**EXTRACTED TEXT**
----

And gaps on policy would also be raised as part of the oversight process. The policy on bursaries, or learning and development, clearly draws a distinction between parliamentary employees entitled to this, and the Secretary to Parliament. When Mgidlana was asked to answer how he was awarded his bursary, he declined, saying he was before the committee to talk for Parliament overall.

Mgidlana told MPs much work was being done in the labour relations environment, but there were some imprecisions. Seven further cases of suspensions emerged in addition to the one initially mentioned in the briefing but only after IFP Chief Whip Narend Singh’s question on others among committee staff.

Without revealing any names, he said: “Employees are suspended for a variety of reasons. For Parliament, we only have one employee that is suspended and that case has been a matter that has always been handled by the legal representatives of that employee and legal representatives of Parliament,” Mgidlana said. “At this stage there is no resolution. It is still a pending matter.” Mgidlana’s initial account referred to Zelda Holtzman, the former head of the Parliamentary Protection Service was suspended in 2015 alongside her deputy, according to City Press, amid controversies over Mgidlana’s use of blue lights and the recruitment of the bouncers.

----

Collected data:
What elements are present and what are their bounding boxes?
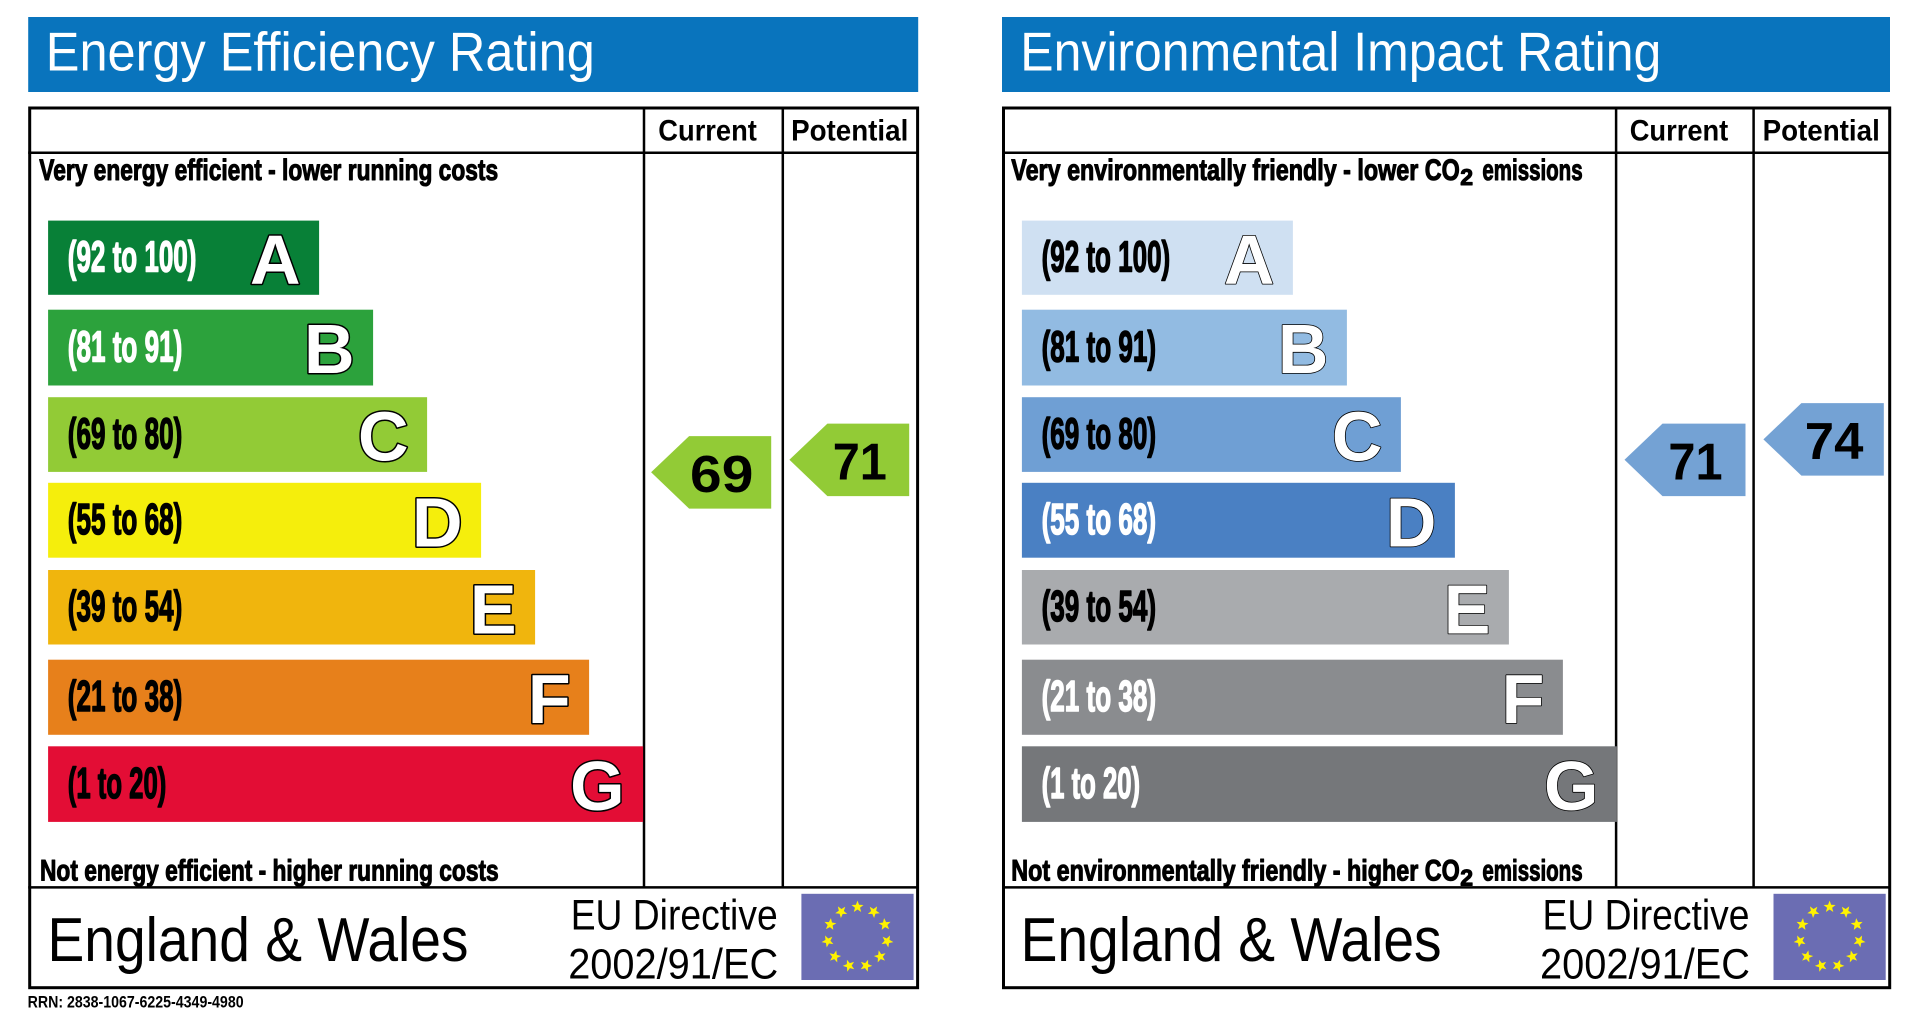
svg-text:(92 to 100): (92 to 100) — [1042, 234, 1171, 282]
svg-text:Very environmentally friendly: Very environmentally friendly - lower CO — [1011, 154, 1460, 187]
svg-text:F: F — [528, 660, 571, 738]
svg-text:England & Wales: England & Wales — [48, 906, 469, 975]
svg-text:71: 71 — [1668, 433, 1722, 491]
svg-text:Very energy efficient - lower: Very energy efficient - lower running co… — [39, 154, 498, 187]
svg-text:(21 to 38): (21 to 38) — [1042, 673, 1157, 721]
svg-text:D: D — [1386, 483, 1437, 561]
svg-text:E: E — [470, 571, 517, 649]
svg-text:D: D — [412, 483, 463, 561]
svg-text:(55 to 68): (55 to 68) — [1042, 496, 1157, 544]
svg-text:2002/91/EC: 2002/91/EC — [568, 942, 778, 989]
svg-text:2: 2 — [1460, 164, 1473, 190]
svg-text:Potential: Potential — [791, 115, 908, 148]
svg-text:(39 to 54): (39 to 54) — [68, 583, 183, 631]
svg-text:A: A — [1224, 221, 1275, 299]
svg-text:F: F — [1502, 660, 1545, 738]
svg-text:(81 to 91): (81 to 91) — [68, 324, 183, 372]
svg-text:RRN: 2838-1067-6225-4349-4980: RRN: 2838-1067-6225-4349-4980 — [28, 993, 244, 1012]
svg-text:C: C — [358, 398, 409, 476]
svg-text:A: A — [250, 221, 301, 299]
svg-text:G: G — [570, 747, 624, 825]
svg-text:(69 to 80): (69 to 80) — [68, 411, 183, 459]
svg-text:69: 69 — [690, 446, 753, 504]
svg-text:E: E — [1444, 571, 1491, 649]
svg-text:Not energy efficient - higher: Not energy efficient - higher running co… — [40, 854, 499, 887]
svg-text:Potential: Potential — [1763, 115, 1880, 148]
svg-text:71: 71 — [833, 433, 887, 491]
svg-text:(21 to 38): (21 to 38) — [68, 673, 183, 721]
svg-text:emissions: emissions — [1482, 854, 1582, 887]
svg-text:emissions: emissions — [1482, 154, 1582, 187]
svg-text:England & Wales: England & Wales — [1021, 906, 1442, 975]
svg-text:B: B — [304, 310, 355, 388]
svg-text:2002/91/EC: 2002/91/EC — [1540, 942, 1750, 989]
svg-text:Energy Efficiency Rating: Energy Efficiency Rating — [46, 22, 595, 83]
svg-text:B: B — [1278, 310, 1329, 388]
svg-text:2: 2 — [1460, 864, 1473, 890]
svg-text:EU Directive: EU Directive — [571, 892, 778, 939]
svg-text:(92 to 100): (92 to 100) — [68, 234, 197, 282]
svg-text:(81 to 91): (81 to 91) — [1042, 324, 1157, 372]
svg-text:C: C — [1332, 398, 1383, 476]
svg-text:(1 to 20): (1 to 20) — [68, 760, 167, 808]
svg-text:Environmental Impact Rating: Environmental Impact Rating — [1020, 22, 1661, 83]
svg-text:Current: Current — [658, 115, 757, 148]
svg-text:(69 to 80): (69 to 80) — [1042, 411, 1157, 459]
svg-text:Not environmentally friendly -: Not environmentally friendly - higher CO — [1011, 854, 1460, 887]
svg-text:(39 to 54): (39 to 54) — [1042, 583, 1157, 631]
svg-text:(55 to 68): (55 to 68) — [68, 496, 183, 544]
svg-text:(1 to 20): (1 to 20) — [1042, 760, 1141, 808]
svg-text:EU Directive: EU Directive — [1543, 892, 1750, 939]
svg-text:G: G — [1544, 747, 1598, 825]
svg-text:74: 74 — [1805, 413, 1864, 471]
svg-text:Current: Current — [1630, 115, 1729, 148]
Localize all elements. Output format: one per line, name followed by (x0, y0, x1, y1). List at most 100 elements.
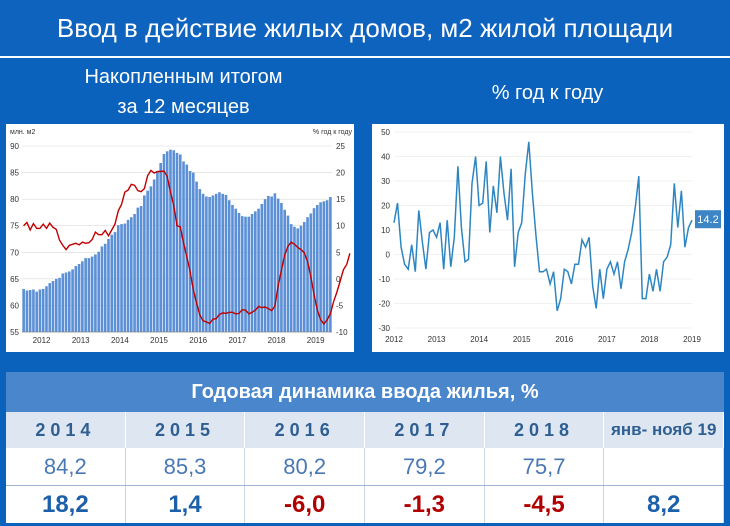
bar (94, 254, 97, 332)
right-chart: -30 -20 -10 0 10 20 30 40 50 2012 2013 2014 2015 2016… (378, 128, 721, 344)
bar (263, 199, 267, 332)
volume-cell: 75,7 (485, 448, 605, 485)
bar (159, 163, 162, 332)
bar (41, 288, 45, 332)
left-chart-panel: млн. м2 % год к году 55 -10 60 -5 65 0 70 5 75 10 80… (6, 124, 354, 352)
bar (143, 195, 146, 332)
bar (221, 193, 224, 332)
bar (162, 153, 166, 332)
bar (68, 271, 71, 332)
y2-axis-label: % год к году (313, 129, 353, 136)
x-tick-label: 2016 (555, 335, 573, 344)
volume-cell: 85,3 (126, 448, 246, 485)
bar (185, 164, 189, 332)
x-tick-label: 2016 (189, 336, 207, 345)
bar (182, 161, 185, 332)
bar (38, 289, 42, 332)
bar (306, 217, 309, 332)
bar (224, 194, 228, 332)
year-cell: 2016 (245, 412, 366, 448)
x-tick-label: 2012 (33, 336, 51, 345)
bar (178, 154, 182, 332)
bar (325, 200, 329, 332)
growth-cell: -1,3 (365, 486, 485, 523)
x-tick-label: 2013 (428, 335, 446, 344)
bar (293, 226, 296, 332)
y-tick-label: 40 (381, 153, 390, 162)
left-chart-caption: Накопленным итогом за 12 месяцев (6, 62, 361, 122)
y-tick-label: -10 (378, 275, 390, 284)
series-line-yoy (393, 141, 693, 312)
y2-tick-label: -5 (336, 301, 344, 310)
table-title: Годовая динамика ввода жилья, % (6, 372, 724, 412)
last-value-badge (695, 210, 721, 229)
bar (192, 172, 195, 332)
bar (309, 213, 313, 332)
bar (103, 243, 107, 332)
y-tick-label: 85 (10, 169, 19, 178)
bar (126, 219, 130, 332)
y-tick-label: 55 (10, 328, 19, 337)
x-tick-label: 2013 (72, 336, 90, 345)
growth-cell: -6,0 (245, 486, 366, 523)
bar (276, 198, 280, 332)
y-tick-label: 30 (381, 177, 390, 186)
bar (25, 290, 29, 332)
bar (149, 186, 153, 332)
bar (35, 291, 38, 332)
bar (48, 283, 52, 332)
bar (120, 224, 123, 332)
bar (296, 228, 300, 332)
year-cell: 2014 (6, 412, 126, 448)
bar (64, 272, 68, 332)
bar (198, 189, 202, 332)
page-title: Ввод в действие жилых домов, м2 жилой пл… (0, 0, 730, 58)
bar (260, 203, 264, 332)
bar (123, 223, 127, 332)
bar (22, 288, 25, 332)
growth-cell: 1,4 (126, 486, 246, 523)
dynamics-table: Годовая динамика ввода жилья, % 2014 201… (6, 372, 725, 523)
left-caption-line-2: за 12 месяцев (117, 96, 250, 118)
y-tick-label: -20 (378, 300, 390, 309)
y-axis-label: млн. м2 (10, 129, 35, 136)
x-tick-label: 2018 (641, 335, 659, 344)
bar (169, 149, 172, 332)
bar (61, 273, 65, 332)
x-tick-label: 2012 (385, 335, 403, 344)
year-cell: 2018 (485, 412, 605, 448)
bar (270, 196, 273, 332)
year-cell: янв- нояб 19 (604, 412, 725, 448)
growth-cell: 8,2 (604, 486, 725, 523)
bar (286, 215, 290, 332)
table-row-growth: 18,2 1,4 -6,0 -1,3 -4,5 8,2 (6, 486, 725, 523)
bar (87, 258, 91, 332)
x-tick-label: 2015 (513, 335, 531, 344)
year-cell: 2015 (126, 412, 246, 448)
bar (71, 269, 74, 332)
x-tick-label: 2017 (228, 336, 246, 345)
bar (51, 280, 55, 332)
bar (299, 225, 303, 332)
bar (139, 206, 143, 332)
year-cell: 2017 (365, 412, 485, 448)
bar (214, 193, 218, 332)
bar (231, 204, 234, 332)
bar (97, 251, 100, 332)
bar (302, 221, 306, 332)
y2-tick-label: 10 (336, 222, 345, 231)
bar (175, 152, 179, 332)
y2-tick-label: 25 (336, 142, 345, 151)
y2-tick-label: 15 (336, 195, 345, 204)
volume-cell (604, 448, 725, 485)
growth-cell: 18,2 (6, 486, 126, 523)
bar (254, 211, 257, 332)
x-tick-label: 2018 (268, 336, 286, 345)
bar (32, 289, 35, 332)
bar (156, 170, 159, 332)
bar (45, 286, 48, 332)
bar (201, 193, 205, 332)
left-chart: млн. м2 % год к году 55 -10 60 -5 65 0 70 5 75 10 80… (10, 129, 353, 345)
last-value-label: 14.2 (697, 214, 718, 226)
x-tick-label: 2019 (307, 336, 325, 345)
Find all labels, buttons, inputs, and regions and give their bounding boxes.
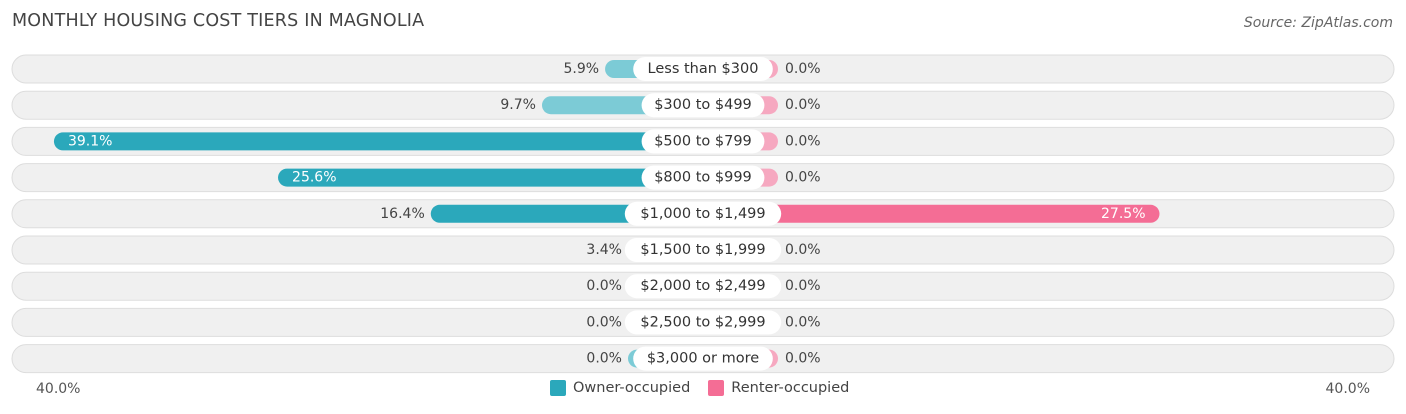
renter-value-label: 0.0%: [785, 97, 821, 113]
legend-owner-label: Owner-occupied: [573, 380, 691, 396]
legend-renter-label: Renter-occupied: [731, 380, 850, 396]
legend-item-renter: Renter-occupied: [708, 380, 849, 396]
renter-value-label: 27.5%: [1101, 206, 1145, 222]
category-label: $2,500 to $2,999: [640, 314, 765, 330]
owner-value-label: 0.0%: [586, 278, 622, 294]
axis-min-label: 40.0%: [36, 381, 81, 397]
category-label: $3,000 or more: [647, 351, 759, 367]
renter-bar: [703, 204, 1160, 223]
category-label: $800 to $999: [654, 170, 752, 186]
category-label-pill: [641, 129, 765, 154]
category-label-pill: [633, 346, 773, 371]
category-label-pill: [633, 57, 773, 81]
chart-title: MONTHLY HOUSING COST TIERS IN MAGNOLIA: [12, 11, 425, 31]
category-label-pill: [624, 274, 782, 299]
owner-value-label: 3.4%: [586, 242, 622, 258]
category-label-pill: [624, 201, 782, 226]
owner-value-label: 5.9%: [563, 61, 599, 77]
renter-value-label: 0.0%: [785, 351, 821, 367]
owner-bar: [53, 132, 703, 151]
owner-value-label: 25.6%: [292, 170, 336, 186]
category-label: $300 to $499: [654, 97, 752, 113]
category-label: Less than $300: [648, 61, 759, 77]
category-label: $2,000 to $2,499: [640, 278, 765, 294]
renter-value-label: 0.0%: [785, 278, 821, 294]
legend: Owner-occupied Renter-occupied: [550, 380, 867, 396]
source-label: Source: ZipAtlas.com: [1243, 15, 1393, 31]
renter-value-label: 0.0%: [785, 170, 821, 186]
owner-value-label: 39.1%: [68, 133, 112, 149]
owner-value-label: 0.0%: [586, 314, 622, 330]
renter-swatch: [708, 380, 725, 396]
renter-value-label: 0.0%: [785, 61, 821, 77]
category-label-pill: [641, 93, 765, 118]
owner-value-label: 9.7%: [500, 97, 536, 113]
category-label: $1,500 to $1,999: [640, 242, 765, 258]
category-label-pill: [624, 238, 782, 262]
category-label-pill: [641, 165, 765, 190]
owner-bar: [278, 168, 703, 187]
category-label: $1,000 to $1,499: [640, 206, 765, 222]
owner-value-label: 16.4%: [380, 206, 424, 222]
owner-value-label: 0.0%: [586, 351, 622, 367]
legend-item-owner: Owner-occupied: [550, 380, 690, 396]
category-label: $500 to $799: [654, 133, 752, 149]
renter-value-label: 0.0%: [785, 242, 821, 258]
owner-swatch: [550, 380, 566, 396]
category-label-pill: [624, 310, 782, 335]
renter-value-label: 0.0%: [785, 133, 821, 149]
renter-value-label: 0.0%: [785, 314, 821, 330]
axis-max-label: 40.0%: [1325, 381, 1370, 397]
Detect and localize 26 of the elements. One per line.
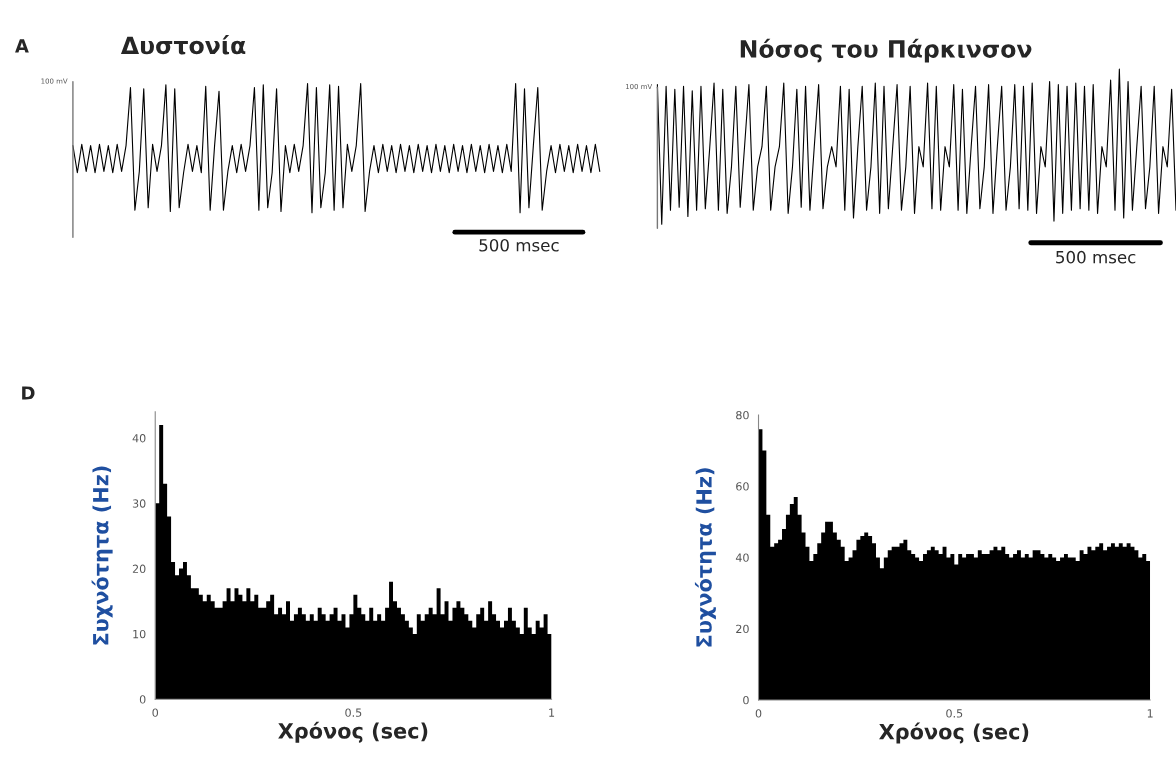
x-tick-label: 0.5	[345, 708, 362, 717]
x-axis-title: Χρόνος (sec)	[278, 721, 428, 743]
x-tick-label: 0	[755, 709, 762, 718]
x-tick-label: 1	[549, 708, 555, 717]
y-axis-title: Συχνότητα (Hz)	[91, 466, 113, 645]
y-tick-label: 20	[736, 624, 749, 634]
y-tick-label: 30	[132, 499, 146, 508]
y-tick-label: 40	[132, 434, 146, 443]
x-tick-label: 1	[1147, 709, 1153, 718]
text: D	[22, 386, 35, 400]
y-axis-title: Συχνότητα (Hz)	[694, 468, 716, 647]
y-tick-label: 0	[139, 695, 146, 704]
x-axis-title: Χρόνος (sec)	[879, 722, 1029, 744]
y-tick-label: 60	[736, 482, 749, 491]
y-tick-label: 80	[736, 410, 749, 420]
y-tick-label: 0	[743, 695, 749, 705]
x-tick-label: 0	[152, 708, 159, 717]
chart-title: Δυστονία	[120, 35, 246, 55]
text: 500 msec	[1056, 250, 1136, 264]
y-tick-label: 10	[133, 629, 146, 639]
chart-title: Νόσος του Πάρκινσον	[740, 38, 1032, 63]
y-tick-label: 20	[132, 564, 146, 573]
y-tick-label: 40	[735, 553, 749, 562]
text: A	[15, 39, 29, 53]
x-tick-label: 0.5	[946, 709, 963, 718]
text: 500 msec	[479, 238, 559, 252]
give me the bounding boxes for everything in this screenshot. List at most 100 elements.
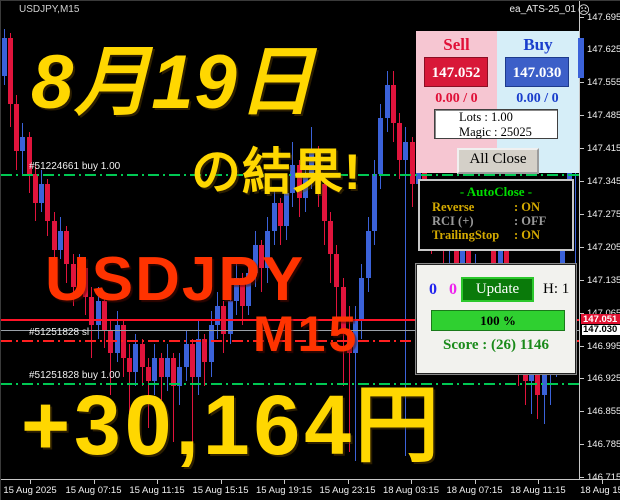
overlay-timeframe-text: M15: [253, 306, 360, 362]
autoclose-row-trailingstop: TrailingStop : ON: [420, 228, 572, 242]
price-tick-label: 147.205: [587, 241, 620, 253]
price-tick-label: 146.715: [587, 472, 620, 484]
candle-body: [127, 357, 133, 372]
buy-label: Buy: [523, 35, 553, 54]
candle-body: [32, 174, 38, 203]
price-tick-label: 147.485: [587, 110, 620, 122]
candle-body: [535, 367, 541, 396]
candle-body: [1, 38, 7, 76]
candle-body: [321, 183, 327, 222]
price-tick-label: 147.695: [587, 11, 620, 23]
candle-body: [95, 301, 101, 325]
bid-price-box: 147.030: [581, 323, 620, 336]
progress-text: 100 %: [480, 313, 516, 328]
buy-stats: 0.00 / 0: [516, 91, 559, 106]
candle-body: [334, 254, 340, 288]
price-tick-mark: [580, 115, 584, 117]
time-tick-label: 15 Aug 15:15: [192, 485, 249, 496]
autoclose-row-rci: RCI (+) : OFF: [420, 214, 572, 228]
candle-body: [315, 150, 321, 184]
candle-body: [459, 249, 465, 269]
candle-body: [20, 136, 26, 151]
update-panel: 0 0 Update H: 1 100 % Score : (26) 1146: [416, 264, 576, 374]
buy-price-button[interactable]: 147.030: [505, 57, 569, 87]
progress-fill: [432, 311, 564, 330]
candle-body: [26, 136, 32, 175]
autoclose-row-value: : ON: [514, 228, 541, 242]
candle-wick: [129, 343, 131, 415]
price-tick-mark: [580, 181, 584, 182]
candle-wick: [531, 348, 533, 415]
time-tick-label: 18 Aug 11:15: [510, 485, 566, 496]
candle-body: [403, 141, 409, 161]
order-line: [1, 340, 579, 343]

----

**GIVEN TASK A**
From the report on Mgidlana's briefing to MPs, reproduce word for word the part that opens with the words containing "Mgidlana told MPs" and closes with "among committee staff.".
**GIVEN TASK B**
Write the next part of the report on Mgidlana's briefing to MPs, picking up after its final sentence.
These rows were taken from a separate source.

**OUTPUT A**
Mgidlana told MPs much work was being done in the labour relations environment, but there were some imprecisions. Seven further cases of suspensions emerged in addition to the one initially mentioned in the briefing but only after IFP Chief Whip Narend Singh’s question on others among committee staff.

**OUTPUT B**
In response to Singh’s question it emerged there were seven other cases where disciplinary proceedings had not been finalised, but the rands and cents involved as Singh has asked, was undisclosed.

Mgidlana undertook to provide all policies to the committee, as well as the written memorandum dating back to previous accounting officers with regards to the supply chain management, or procurement, process.

The Standing Committee on the Financial Management of Parliament is a recently established committee and is still testing the waters in its quarterly meetings with the Secretary to Parliament.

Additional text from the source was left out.